Exercise prompt: Tally every line featuring "документы", then give that tally alone.

Record set:
-- Start --
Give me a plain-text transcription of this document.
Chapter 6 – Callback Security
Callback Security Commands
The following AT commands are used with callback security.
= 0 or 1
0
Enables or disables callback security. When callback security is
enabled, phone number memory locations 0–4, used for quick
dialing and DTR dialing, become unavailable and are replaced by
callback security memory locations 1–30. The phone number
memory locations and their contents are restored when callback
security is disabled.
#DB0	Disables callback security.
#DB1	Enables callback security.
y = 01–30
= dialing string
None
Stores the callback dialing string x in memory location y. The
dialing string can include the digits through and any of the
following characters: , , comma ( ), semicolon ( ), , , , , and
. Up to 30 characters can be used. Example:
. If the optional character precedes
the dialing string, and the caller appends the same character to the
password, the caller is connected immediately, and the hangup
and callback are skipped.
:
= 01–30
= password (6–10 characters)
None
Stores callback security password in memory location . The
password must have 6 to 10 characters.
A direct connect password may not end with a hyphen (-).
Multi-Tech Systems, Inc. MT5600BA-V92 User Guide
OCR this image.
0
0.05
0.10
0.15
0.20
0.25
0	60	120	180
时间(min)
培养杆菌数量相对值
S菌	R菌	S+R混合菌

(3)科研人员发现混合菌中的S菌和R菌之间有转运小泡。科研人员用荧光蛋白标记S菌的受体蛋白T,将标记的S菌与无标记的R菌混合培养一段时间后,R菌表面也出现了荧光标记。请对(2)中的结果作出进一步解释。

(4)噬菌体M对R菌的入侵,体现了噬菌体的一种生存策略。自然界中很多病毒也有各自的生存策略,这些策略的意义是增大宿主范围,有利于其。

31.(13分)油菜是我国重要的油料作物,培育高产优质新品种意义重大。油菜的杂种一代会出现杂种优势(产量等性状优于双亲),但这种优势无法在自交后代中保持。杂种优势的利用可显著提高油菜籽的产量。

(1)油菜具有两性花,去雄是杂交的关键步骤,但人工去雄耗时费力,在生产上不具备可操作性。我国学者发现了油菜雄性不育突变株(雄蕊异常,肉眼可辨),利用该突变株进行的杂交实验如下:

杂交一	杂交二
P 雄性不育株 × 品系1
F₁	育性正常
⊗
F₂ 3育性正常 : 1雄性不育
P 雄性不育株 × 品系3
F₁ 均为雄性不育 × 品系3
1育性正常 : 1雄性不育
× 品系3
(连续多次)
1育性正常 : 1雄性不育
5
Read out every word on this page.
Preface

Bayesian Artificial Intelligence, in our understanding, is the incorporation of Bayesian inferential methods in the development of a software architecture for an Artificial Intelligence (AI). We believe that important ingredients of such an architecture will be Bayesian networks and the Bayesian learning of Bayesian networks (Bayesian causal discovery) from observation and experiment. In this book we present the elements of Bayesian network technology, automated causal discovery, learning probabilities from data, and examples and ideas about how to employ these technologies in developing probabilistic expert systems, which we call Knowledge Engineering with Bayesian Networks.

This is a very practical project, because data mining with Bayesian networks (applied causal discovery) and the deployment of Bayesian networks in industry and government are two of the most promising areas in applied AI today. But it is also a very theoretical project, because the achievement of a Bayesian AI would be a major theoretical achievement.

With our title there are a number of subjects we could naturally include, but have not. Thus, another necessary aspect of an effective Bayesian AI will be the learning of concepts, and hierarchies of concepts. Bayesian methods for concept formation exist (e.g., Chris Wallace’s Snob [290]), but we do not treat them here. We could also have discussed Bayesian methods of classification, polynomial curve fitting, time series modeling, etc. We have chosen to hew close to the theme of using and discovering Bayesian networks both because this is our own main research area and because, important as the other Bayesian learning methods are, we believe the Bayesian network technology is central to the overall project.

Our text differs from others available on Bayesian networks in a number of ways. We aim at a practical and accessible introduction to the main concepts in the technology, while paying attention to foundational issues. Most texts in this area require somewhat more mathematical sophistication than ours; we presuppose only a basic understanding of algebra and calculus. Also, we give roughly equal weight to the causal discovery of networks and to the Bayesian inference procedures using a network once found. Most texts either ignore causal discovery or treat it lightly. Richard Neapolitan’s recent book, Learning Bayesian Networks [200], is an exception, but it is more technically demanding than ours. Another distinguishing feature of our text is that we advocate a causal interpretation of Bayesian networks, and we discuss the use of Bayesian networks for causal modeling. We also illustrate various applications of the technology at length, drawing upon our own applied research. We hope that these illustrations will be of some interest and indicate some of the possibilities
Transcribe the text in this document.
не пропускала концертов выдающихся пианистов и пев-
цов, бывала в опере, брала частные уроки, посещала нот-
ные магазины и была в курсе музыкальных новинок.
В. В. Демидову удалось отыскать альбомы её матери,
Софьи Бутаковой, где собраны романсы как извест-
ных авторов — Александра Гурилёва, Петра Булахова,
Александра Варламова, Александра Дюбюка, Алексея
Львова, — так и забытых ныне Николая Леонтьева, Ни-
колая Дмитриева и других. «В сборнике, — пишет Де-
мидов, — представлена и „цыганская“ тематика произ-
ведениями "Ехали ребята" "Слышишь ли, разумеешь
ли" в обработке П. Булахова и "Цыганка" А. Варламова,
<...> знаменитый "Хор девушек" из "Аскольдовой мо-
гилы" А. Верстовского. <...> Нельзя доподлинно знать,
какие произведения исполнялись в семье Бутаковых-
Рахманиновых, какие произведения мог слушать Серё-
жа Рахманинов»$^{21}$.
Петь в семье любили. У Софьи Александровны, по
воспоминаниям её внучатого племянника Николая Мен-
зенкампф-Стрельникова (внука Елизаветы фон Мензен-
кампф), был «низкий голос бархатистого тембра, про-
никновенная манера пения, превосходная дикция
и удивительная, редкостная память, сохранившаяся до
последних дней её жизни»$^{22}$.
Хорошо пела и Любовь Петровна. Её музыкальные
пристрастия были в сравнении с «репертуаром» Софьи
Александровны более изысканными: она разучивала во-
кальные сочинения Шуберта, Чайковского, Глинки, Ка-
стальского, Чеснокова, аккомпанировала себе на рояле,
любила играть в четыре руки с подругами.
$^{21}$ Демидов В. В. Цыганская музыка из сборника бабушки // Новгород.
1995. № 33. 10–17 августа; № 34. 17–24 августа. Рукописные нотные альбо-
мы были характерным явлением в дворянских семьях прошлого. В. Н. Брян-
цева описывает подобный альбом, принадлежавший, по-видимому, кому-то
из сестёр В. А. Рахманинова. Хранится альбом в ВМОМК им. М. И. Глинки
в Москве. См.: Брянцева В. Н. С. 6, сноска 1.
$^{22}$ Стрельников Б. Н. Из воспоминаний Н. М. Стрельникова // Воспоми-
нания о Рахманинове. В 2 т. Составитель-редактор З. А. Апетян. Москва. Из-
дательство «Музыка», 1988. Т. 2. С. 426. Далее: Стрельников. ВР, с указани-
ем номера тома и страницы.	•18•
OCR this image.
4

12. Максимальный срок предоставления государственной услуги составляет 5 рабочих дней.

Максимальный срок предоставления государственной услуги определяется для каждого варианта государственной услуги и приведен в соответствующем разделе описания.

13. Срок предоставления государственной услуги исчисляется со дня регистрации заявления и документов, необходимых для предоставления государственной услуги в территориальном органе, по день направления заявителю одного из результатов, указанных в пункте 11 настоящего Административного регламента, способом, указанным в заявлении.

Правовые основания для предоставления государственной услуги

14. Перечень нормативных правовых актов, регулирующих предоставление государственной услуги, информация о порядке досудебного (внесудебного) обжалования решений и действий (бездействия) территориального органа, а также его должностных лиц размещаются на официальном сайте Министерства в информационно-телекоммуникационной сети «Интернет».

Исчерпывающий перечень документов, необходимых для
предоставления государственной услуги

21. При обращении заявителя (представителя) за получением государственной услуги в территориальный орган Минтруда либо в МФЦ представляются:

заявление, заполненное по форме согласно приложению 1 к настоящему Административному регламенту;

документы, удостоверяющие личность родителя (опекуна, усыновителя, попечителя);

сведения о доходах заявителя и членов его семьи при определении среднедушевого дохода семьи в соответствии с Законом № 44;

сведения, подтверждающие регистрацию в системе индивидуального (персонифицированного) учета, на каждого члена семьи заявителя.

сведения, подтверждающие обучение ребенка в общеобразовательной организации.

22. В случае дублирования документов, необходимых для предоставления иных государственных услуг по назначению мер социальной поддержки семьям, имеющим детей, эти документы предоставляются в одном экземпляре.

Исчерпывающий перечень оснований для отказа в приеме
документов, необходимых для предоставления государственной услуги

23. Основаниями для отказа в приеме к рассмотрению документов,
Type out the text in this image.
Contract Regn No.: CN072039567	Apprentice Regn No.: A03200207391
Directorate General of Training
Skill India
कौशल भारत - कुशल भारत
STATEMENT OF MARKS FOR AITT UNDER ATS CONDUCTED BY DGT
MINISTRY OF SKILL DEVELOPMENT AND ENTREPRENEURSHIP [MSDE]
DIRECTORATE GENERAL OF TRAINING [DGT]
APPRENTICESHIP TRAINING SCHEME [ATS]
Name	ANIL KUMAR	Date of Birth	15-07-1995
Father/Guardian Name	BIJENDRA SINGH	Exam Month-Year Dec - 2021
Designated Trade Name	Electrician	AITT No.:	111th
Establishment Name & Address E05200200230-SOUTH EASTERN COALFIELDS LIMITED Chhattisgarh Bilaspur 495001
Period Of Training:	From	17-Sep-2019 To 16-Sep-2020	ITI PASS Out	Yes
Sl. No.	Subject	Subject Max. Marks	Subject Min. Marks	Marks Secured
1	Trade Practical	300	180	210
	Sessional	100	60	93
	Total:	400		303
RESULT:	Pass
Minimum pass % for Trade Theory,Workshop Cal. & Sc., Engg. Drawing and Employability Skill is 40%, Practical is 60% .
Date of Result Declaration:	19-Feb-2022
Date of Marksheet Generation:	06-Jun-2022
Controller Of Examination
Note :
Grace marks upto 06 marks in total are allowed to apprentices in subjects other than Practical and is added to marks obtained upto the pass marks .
-- End --
Final result: 2